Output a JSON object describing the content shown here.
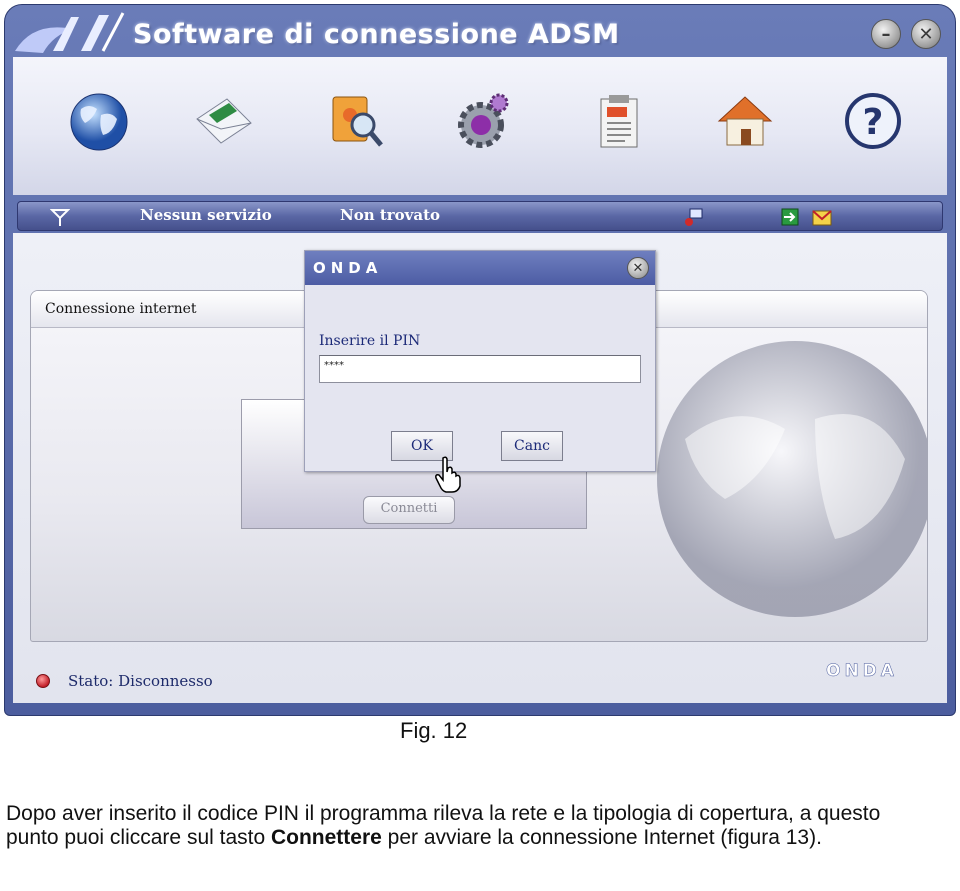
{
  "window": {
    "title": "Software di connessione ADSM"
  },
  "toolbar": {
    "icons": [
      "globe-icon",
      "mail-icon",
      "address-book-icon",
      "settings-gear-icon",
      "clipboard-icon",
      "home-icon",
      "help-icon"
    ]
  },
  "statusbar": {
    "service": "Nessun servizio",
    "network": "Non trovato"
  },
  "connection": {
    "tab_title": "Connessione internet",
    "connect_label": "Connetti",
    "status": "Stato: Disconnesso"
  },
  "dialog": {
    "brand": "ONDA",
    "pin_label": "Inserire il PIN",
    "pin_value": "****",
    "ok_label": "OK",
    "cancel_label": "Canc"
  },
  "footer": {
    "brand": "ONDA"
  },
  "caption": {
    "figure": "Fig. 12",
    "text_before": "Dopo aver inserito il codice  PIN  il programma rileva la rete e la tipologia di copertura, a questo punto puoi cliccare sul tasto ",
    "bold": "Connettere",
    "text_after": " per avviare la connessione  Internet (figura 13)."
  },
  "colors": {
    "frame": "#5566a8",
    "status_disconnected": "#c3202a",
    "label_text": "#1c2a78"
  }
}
• • • • •
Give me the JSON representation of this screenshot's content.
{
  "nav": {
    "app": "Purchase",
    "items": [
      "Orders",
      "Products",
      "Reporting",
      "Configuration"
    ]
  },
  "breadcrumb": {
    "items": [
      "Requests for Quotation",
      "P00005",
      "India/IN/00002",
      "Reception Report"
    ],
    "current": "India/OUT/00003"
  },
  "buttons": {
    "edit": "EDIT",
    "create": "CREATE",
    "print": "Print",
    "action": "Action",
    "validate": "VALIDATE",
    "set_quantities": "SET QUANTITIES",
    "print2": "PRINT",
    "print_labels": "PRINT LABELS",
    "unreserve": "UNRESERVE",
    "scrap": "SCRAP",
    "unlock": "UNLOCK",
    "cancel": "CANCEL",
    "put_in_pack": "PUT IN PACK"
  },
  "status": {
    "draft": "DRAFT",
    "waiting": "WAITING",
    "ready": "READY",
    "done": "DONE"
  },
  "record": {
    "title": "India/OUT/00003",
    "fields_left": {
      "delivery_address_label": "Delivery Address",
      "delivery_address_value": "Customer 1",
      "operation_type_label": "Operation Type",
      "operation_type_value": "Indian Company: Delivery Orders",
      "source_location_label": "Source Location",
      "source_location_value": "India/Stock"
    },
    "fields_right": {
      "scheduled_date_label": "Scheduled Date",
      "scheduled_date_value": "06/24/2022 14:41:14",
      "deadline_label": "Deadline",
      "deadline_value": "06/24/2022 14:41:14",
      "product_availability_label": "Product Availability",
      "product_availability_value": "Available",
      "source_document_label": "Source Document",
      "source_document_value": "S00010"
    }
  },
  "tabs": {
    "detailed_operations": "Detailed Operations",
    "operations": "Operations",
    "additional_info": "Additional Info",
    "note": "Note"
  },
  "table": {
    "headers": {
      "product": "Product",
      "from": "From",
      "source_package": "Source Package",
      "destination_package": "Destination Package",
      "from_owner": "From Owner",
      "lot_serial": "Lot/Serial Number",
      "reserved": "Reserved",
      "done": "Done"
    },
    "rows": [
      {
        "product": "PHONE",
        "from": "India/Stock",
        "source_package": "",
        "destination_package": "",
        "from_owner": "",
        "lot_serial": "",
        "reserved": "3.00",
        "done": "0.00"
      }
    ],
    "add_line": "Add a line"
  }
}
• • • • •
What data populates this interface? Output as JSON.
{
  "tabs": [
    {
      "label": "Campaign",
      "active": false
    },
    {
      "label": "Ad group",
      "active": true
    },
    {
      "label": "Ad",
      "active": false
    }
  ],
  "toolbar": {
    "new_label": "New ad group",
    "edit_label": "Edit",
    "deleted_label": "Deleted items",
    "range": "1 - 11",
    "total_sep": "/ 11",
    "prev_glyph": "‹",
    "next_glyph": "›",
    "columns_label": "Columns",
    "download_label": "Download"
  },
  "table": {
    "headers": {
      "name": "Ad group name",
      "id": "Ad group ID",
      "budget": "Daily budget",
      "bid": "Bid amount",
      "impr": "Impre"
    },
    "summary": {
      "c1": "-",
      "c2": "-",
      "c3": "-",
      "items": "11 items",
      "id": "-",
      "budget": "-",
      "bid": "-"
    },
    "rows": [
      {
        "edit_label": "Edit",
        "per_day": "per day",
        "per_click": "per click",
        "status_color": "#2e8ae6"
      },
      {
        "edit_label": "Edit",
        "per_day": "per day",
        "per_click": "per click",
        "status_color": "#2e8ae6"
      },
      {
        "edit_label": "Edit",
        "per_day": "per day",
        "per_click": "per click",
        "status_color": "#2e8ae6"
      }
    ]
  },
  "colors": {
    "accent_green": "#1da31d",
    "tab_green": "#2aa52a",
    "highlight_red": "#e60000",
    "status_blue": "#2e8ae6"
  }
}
• • • • •
= Work required =
Pick out each line in the material containing "Orders".

= Response to this exercise =
      "Orders",
      "operation_type_value": "Indian Company: Delivery Orders",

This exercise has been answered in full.